(Records from a collection of figures)
::::::::::

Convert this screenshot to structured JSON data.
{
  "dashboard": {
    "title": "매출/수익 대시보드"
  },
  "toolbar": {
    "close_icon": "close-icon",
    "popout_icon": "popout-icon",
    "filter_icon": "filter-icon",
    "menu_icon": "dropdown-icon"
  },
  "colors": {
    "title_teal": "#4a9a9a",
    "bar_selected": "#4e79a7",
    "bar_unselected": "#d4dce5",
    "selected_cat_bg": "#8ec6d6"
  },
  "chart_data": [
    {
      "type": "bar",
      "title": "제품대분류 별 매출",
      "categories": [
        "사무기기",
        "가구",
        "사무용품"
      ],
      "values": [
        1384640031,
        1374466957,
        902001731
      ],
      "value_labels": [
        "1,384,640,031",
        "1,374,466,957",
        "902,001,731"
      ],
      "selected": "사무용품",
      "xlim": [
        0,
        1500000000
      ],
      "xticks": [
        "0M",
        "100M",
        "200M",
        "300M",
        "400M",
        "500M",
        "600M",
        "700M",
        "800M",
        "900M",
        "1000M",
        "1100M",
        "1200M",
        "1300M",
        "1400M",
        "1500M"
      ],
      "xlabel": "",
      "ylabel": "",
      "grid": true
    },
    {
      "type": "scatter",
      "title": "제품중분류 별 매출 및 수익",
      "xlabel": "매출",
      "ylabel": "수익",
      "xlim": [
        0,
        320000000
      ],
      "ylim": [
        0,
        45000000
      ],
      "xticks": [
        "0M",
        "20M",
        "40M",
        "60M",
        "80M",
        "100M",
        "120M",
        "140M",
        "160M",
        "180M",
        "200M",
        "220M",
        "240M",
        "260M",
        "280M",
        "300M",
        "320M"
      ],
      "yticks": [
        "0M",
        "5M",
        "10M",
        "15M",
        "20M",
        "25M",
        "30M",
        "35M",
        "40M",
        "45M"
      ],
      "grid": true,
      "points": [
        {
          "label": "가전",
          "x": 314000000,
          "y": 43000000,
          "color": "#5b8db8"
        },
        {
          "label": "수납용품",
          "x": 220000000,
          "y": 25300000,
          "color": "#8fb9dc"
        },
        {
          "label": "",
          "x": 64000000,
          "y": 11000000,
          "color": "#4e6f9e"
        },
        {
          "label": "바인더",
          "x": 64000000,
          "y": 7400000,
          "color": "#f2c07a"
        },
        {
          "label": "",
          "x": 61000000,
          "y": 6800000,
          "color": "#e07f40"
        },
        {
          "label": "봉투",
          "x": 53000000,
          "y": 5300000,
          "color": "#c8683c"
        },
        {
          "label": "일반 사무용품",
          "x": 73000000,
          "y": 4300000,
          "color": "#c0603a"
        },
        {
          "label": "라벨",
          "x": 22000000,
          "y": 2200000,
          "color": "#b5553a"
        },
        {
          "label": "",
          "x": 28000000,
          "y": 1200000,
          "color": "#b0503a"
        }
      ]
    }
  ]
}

::::::::::

### What to produce
Word for word, write out all of the data above.

### Task output
Convert this screenshot to structured JSON data.
{
  "dashboard": {
    "title": "매출/수익 대시보드"
  },
  "toolbar": {
    "close_icon": "close-icon",
    "popout_icon": "popout-icon",
    "filter_icon": "filter-icon",
    "menu_icon": "dropdown-icon"
  },
  "colors": {
    "title_teal": "#4a9a9a",
    "bar_selected": "#4e79a7",
    "bar_unselected": "#d4dce5",
    "selected_cat_bg": "#8ec6d6"
  },
  "chart_data": [
    {
      "type": "bar",
      "title": "제품대분류 별 매출",
      "categories": [
        "사무기기",
        "가구",
        "사무용품"
      ],
      "values": [
        1384640031,
        1374466957,
        902001731
      ],
      "value_labels": [
        "1,384,640,031",
        "1,374,466,957",
        "902,001,731"
      ],
      "selected": "사무용품",
      "xlim": [
        0,
        1500000000
      ],
      "xticks": [
        "0M",
        "100M",
        "200M",
        "300M",
        "400M",
        "500M",
        "600M",
        "700M",
        "800M",
        "900M",
        "1000M",
        "1100M",
        "1200M",
        "1300M",
        "1400M",
        "1500M"
      ],
      "xlabel": "",
      "ylabel": "",
      "grid": true
    },
    {
      "type": "scatter",
      "title": "제품중분류 별 매출 및 수익",
      "xlabel": "매출",
      "ylabel": "수익",
      "xlim": [
        0,
        320000000
      ],
      "ylim": [
        0,
        45000000
      ],
      "xticks": [
        "0M",
        "20M",
        "40M",
        "60M",
        "80M",
        "100M",
        "120M",
        "140M",
        "160M",
        "180M",
        "200M",
        "220M",
        "240M",
        "260M",
        "280M",
        "300M",
        "320M"
      ],
      "yticks": [
        "0M",
        "5M",
        "10M",
        "15M",
        "20M",
        "25M",
        "30M",
        "35M",
        "40M",
        "45M"
      ],
      "grid": true,
      "points": [
        {
          "label": "가전",
          "x": 314000000,
          "y": 43000000,
          "color": "#5b8db8"
        },
        {
          "label": "수납용품",
          "x": 220000000,
          "y": 25300000,
          "color": "#8fb9dc"
        },
        {
          "label": "",
          "x": 64000000,
          "y": 11000000,
          "color": "#4e6f9e"
        },
        {
          "label": "바인더",
          "x": 64000000,
          "y": 7400000,
          "color": "#f2c07a"
        },
        {
          "label": "",
          "x": 61000000,
          "y": 6800000,
          "color": "#e07f40"
        },
        {
          "label": "봉투",
          "x": 53000000,
          "y": 5300000,
          "color": "#c8683c"
        },
        {
          "label": "일반 사무용품",
          "x": 73000000,
          "y": 4300000,
          "color": "#c0603a"
        },
        {
          "label": "라벨",
          "x": 22000000,
          "y": 2200000,
          "color": "#b5553a"
        },
        {
          "label": "",
          "x": 28000000,
          "y": 1200000,
          "color": "#b0503a"
        }
      ]
    }
  ]
}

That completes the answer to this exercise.